==== Supplied records

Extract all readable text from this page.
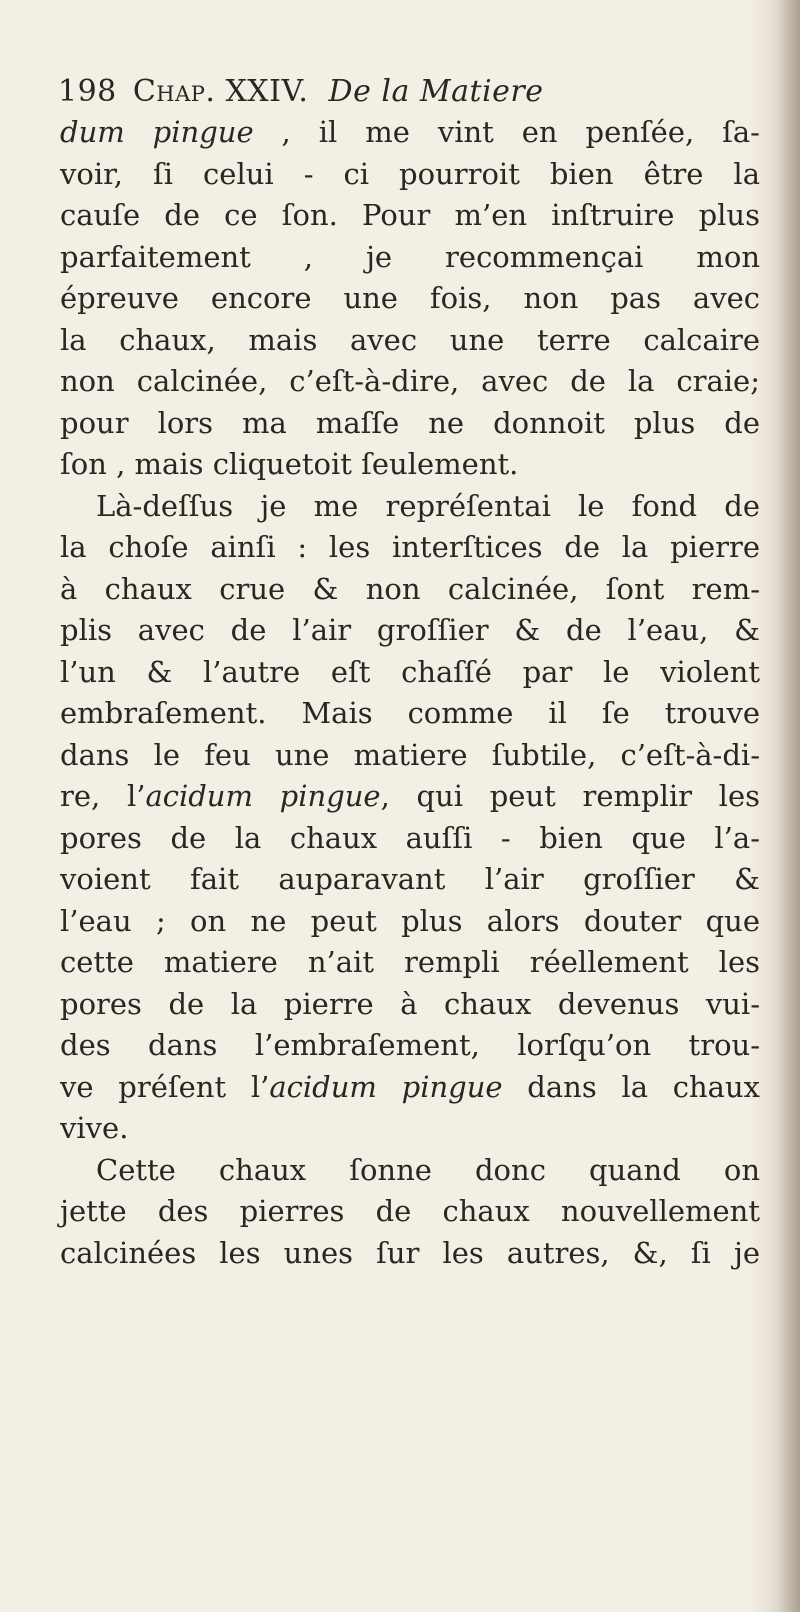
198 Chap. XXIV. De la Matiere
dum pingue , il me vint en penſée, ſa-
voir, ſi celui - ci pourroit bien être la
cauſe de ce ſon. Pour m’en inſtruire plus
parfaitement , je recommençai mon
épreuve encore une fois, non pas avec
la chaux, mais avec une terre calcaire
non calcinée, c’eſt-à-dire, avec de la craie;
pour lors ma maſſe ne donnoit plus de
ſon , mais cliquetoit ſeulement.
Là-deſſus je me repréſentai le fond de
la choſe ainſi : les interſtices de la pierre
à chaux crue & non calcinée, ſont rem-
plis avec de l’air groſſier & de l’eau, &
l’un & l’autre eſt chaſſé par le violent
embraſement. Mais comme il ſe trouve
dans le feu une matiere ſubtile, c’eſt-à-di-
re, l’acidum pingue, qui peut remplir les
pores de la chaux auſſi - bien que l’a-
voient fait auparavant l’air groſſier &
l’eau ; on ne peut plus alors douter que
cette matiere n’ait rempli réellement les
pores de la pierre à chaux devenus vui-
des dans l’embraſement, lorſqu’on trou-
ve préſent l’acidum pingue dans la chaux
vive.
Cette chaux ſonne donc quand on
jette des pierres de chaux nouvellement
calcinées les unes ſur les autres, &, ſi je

========

● **Instructions for the task**
Find the string "peut" in the listing and return every line that holds it.

● **Answer for this exercise**
re, l’acidum pingue, qui peut remplir les
l’eau ; on ne peut plus alors douter que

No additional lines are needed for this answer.